Stated exercise: Copy out all the entries word for word.

%%

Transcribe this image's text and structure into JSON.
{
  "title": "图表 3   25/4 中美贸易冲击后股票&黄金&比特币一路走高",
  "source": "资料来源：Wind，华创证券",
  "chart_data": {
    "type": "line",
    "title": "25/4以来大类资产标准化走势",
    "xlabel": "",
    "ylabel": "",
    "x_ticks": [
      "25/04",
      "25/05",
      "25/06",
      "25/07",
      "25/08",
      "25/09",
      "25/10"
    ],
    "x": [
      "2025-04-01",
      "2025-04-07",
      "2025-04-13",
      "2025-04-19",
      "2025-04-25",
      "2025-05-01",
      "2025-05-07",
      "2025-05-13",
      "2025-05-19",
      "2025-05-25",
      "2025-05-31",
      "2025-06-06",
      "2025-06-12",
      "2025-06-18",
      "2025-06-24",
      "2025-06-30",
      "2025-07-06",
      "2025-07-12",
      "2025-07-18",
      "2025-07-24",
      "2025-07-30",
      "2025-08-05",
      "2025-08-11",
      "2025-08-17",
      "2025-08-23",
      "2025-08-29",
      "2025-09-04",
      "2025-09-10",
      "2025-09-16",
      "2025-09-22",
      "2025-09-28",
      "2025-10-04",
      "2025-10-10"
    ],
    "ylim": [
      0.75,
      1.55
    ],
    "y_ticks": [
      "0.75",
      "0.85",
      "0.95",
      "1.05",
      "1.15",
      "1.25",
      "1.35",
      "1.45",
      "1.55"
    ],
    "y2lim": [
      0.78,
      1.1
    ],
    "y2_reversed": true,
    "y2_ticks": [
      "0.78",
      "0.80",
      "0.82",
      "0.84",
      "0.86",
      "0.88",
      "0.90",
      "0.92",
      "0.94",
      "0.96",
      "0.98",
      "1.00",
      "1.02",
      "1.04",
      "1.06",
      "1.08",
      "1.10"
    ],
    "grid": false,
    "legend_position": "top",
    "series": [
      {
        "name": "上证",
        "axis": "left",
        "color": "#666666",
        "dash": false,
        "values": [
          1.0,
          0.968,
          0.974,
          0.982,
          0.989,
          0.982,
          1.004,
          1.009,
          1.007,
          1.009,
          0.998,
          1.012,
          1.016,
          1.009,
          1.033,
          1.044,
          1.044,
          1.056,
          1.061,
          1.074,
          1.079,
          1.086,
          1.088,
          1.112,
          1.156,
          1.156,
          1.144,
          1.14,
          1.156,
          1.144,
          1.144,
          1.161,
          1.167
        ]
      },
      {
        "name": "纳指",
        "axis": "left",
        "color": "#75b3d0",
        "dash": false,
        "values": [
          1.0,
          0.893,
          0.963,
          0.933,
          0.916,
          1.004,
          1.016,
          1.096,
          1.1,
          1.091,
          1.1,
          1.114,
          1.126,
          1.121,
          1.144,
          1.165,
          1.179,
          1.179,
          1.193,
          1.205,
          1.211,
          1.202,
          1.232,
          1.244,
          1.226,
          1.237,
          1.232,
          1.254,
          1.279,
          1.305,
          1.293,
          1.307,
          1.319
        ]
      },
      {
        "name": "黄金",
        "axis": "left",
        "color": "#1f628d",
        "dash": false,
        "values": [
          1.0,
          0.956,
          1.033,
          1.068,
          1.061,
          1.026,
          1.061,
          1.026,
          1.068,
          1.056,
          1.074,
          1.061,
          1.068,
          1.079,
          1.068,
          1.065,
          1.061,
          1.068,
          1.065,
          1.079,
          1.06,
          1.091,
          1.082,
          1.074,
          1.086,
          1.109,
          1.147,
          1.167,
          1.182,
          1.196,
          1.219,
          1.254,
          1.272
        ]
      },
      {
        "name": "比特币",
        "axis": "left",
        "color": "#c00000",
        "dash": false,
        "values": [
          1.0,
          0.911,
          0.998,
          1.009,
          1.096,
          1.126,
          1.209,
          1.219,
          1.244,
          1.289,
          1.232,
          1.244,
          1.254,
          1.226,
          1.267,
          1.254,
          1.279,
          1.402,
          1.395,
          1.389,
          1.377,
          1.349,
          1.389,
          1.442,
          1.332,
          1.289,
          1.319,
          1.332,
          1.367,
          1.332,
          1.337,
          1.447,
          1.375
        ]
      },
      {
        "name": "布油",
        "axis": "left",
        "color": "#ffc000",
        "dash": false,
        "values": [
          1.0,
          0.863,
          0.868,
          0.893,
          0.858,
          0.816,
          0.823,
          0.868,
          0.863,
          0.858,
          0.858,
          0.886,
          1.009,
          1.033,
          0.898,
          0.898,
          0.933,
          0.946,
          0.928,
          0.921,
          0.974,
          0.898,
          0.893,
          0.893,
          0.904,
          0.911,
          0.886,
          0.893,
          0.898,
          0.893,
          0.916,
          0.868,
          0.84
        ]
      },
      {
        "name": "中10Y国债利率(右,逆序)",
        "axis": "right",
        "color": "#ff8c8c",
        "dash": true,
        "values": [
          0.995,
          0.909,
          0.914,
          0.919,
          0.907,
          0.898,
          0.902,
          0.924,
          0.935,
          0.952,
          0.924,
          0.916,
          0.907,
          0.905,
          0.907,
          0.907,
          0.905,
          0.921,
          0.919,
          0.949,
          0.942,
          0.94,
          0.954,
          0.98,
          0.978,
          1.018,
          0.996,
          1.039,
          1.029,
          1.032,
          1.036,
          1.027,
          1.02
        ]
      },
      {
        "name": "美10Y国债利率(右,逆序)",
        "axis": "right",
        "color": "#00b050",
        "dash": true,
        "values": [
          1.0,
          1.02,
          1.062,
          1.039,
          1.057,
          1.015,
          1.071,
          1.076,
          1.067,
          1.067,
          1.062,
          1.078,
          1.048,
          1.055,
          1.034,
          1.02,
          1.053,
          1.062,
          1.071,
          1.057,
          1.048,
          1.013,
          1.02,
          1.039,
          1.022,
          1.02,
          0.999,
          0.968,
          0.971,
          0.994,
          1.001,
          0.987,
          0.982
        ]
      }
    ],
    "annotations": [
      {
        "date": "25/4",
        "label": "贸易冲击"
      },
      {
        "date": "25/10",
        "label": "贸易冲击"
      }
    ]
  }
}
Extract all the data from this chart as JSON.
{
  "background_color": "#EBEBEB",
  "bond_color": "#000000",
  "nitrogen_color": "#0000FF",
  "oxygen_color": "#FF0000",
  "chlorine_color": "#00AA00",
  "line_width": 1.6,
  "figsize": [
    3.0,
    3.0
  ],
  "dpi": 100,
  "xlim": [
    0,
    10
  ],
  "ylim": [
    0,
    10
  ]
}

%%

Reply:
Transcribe this image's text and structure into JSON.
{
  "title": "图表 3   25/4 中美贸易冲击后股票&黄金&比特币一路走高",
  "source": "资料来源：Wind，华创证券",
  "chart_data": {
    "type": "line",
    "title": "25/4以来大类资产标准化走势",
    "xlabel": "",
    "ylabel": "",
    "x_ticks": [
      "25/04",
      "25/05",
      "25/06",
      "25/07",
      "25/08",
      "25/09",
      "25/10"
    ],
    "x": [
      "2025-04-01",
      "2025-04-07",
      "2025-04-13",
      "2025-04-19",
      "2025-04-25",
      "2025-05-01",
      "2025-05-07",
      "2025-05-13",
      "2025-05-19",
      "2025-05-25",
      "2025-05-31",
      "2025-06-06",
      "2025-06-12",
      "2025-06-18",
      "2025-06-24",
      "2025-06-30",
      "2025-07-06",
      "2025-07-12",
      "2025-07-18",
      "2025-07-24",
      "2025-07-30",
      "2025-08-05",
      "2025-08-11",
      "2025-08-17",
      "2025-08-23",
      "2025-08-29",
      "2025-09-04",
      "2025-09-10",
      "2025-09-16",
      "2025-09-22",
      "2025-09-28",
      "2025-10-04",
      "2025-10-10"
    ],
    "ylim": [
      0.75,
      1.55
    ],
    "y_ticks": [
      "0.75",
      "0.85",
      "0.95",
      "1.05",
      "1.15",
      "1.25",
      "1.35",
      "1.45",
      "1.55"
    ],
    "y2lim": [
      0.78,
      1.1
    ],
    "y2_reversed": true,
    "y2_ticks": [
      "0.78",
      "0.80",
      "0.82",
      "0.84",
      "0.86",
      "0.88",
      "0.90",
      "0.92",
      "0.94",
      "0.96",
      "0.98",
      "1.00",
      "1.02",
      "1.04",
      "1.06",
      "1.08",
      "1.10"
    ],
    "grid": false,
    "legend_position": "top",
    "series": [
      {
        "name": "上证",
        "axis": "left",
        "color": "#666666",
        "dash": false,
        "values": [
          1.0,
          0.968,
          0.974,
          0.982,
          0.989,
          0.982,
          1.004,
          1.009,
          1.007,
          1.009,
          0.998,
          1.012,
          1.016,
          1.009,
          1.033,
          1.044,
          1.044,
          1.056,
          1.061,
          1.074,
          1.079,
          1.086,
          1.088,
          1.112,
          1.156,
          1.156,
          1.144,
          1.14,
          1.156,
          1.144,
          1.144,
          1.161,
          1.167
        ]
      },
      {
        "name": "纳指",
        "axis": "left",
        "color": "#75b3d0",
        "dash": false,
        "values": [
          1.0,
          0.893,
          0.963,
          0.933,
          0.916,
          1.004,
          1.016,
          1.096,
          1.1,
          1.091,
          1.1,
          1.114,
          1.126,
          1.121,
          1.144,
          1.165,
          1.179,
          1.179,
          1.193,
          1.205,
          1.211,
          1.202,
          1.232,
          1.244,
          1.226,
          1.237,
          1.232,
          1.254,
          1.279,
          1.305,
          1.293,
          1.307,
          1.319
        ]
      },
      {
        "name": "黄金",
        "axis": "left",
        "color": "#1f628d",
        "dash": false,
        "values": [
          1.0,
          0.956,
          1.033,
          1.068,
          1.061,
          1.026,
          1.061,
          1.026,
          1.068,
          1.056,
          1.074,
          1.061,
          1.068,
          1.079,
          1.068,
          1.065,
          1.061,
          1.068,
          1.065,
          1.079,
          1.06,
          1.091,
          1.082,
          1.074,
          1.086,
          1.109,
          1.147,
          1.167,
          1.182,
          1.196,
          1.219,
          1.254,
          1.272
        ]
      },
      {
        "name": "比特币",
        "axis": "left",
        "color": "#c00000",
        "dash": false,
        "values": [
          1.0,
          0.911,
          0.998,
          1.009,
          1.096,
          1.126,
          1.209,
          1.219,
          1.244,
          1.289,
          1.232,
          1.244,
          1.254,
          1.226,
          1.267,
          1.254,
          1.279,
          1.402,
          1.395,
          1.389,
          1.377,
          1.349,
          1.389,
          1.442,
          1.332,
          1.289,
          1.319,
          1.332,
          1.367,
          1.332,
          1.337,
          1.447,
          1.375
        ]
      },
      {
        "name": "布油",
        "axis": "left",
        "color": "#ffc000",
        "dash": false,
        "values": [
          1.0,
          0.863,
          0.868,
          0.893,
          0.858,
          0.816,
          0.823,
          0.868,
          0.863,
          0.858,
          0.858,
          0.886,
          1.009,
          1.033,
          0.898,
          0.898,
          0.933,
          0.946,
          0.928,
          0.921,
          0.974,
          0.898,
          0.893,
          0.893,
          0.904,
          0.911,
          0.886,
          0.893,
          0.898,
          0.893,
          0.916,
          0.868,
          0.84
        ]
      },
      {
        "name": "中10Y国债利率(右,逆序)",
        "axis": "right",
        "color": "#ff8c8c",
        "dash": true,
        "values": [
          0.995,
          0.909,
          0.914,
          0.919,
          0.907,
          0.898,
          0.902,
          0.924,
          0.935,
          0.952,
          0.924,
          0.916,
          0.907,
          0.905,
          0.907,
          0.907,
          0.905,
          0.921,
          0.919,
          0.949,
          0.942,
          0.94,
          0.954,
          0.98,
          0.978,
          1.018,
          0.996,
          1.039,
          1.029,
          1.032,
          1.036,
          1.027,
          1.02
        ]
      },
      {
        "name": "美10Y国债利率(右,逆序)",
        "axis": "right",
        "color": "#00b050",
        "dash": true,
        "values": [
          1.0,
          1.02,
          1.062,
          1.039,
          1.057,
          1.015,
          1.071,
          1.076,
          1.067,
          1.067,
          1.062,
          1.078,
          1.048,
          1.055,
          1.034,
          1.02,
          1.053,
          1.062,
          1.071,
          1.057,
          1.048,
          1.013,
          1.02,
          1.039,
          1.022,
          1.02,
          0.999,
          0.968,
          0.971,
          0.994,
          1.001,
          0.987,
          0.982
        ]
      }
    ],
    "annotations": [
      {
        "date": "25/4",
        "label": "贸易冲击"
      },
      {
        "date": "25/10",
        "label": "贸易冲击"
      }
    ]
  }
}
Extract all the data from this chart as JSON.
{
  "background_color": "#EBEBEB",
  "bond_color": "#000000",
  "nitrogen_color": "#0000FF",
  "oxygen_color": "#FF0000",
  "chlorine_color": "#00AA00",
  "line_width": 1.6,
  "figsize": [
    3.0,
    3.0
  ],
  "dpi": 100,
  "xlim": [
    0,
    10
  ],
  "ylim": [
    0,
    10
  ]
}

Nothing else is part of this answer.